**STATED TASK**:
How many lines of these entries hold the string "Compact"? Reply with the number alone.

**EXERCISE DATA**:
::::::::::
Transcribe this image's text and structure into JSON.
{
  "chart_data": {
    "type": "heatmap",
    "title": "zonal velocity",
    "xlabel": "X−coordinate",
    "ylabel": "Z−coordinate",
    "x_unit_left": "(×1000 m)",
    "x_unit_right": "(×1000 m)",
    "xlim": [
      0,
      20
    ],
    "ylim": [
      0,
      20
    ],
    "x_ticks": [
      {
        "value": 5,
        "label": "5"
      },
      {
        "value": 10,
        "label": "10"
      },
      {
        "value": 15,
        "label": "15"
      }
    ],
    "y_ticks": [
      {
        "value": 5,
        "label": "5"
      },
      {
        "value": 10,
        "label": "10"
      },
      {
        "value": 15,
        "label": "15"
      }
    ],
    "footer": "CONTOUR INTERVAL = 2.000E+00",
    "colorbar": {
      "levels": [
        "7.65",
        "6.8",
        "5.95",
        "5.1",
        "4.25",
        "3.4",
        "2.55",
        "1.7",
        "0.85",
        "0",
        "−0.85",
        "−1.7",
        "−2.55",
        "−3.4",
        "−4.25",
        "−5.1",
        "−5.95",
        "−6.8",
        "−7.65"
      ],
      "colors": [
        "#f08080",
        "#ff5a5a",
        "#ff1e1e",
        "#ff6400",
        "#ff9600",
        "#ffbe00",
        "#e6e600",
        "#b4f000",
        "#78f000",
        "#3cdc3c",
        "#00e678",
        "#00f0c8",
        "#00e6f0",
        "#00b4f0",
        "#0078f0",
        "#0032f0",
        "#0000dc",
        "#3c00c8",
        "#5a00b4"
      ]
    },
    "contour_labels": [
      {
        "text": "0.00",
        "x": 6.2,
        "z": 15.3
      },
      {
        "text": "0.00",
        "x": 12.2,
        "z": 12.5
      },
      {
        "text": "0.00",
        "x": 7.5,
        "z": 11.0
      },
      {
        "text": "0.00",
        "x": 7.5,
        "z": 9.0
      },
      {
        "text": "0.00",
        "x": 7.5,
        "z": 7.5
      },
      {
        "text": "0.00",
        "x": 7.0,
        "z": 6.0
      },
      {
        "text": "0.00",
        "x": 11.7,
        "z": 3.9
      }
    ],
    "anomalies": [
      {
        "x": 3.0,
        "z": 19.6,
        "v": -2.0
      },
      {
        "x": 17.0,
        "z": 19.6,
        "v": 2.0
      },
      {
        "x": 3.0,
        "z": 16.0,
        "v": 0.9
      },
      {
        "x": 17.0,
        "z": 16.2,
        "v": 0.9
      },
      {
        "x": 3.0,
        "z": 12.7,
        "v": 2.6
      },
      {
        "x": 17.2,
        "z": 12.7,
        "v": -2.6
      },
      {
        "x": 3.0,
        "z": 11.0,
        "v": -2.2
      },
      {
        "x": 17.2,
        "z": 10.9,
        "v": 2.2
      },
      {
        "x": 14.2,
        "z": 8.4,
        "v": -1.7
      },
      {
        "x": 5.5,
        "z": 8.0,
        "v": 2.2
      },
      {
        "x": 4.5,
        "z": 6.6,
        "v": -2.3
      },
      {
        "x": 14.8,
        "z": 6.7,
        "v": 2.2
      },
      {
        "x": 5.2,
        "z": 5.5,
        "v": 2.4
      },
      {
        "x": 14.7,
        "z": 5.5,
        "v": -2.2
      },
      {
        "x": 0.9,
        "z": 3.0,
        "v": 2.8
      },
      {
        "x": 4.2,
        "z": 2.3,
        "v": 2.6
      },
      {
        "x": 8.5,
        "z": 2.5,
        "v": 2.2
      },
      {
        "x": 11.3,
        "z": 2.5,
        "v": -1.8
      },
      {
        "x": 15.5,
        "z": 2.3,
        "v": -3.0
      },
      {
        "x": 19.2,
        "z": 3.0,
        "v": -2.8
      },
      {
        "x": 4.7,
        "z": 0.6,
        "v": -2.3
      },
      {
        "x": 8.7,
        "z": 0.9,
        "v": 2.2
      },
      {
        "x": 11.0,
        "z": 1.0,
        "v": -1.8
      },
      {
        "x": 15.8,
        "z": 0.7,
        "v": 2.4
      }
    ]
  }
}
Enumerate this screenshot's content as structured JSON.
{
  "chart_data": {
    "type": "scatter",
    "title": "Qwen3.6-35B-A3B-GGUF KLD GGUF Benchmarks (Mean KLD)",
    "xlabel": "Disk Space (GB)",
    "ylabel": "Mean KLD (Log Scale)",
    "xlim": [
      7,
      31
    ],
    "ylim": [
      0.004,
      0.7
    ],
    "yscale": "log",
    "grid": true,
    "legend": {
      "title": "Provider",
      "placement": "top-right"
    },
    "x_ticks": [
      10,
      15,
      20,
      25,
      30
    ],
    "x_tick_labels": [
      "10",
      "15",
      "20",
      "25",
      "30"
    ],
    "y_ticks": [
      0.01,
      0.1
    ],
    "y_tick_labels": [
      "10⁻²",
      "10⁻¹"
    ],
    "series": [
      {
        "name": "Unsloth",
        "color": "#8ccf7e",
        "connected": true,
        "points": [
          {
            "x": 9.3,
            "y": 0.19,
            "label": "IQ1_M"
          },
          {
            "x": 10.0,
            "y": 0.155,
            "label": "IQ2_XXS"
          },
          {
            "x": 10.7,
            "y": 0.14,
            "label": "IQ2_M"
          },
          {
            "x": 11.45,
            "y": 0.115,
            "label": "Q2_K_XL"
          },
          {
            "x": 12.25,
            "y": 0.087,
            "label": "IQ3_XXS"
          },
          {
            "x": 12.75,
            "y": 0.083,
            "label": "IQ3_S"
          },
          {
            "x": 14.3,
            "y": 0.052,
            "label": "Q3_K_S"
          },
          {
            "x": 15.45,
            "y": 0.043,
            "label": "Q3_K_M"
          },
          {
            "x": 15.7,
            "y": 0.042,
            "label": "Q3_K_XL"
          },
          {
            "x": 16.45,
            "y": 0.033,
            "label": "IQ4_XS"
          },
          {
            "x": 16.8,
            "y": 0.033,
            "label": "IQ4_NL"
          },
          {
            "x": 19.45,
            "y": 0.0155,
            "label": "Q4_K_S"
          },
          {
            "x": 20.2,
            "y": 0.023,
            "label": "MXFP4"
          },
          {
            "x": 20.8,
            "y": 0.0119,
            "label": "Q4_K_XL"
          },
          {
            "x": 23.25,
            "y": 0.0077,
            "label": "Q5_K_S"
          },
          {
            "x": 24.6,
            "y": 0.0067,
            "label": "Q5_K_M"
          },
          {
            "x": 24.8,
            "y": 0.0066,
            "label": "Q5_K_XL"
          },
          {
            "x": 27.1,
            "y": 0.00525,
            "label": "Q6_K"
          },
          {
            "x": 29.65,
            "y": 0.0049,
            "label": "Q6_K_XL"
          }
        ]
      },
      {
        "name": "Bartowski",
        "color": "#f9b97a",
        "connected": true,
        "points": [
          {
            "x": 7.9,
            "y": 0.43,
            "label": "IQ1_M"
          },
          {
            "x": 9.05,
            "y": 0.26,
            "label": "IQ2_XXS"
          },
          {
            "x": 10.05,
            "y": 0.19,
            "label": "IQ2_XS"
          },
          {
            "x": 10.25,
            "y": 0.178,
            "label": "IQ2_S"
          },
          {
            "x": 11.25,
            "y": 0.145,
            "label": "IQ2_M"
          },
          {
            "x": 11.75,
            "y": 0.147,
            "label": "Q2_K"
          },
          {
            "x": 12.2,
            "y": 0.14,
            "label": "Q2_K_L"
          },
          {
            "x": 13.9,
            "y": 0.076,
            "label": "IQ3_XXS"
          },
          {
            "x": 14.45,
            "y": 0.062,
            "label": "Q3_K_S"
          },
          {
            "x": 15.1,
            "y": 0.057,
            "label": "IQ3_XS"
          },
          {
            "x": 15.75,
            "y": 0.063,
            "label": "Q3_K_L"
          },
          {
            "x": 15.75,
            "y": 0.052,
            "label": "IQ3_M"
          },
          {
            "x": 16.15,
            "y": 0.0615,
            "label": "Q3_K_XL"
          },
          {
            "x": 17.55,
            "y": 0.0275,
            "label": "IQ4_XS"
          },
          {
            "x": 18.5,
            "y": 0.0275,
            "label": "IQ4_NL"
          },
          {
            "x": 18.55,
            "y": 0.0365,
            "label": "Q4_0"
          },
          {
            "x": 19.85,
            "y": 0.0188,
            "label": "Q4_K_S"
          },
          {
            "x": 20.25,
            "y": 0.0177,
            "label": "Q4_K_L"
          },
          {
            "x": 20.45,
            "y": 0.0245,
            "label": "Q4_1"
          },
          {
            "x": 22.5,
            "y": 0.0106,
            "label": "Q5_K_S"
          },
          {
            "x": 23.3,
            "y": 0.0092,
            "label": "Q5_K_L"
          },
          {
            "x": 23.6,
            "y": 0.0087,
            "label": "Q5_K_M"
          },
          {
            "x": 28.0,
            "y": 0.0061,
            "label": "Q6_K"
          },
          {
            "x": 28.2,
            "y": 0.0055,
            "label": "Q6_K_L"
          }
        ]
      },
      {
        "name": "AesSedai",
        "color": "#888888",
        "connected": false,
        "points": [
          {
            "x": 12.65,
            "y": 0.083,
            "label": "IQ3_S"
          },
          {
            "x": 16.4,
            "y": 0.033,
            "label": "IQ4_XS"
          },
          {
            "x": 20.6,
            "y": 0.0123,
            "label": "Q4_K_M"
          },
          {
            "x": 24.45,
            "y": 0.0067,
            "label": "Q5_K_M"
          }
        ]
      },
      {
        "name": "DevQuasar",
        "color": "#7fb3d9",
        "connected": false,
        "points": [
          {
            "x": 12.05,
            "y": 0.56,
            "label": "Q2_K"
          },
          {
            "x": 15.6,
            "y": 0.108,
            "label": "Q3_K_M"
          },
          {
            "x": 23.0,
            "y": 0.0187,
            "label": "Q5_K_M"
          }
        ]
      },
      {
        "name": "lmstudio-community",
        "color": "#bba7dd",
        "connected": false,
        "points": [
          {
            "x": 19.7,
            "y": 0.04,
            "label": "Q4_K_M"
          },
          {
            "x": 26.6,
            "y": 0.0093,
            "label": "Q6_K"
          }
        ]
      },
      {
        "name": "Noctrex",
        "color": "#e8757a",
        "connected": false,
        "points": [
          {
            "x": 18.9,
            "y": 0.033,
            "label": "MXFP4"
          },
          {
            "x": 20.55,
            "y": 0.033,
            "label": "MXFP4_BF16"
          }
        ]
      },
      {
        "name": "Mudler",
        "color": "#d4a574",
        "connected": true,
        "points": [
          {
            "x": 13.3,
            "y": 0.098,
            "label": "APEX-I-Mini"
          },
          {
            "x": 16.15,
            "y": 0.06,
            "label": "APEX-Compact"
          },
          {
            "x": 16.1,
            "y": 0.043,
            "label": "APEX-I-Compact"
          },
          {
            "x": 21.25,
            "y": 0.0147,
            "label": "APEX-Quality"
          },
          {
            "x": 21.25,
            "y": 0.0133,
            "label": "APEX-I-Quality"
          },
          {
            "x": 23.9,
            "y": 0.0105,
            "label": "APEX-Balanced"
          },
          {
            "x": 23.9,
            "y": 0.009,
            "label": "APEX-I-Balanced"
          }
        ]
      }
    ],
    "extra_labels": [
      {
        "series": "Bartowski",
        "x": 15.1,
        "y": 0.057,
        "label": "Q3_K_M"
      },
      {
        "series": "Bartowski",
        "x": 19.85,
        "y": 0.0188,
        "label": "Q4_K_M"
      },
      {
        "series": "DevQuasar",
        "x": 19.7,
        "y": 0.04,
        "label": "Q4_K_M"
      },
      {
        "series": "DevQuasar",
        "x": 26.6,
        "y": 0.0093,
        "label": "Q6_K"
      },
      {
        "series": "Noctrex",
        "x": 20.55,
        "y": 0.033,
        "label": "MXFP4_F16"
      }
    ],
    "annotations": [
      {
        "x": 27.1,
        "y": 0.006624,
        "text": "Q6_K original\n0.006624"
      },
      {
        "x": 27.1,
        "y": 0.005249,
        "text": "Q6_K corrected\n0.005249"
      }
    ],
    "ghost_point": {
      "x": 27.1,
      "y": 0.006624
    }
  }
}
::::::::::
**TASK OUTPUT**:
2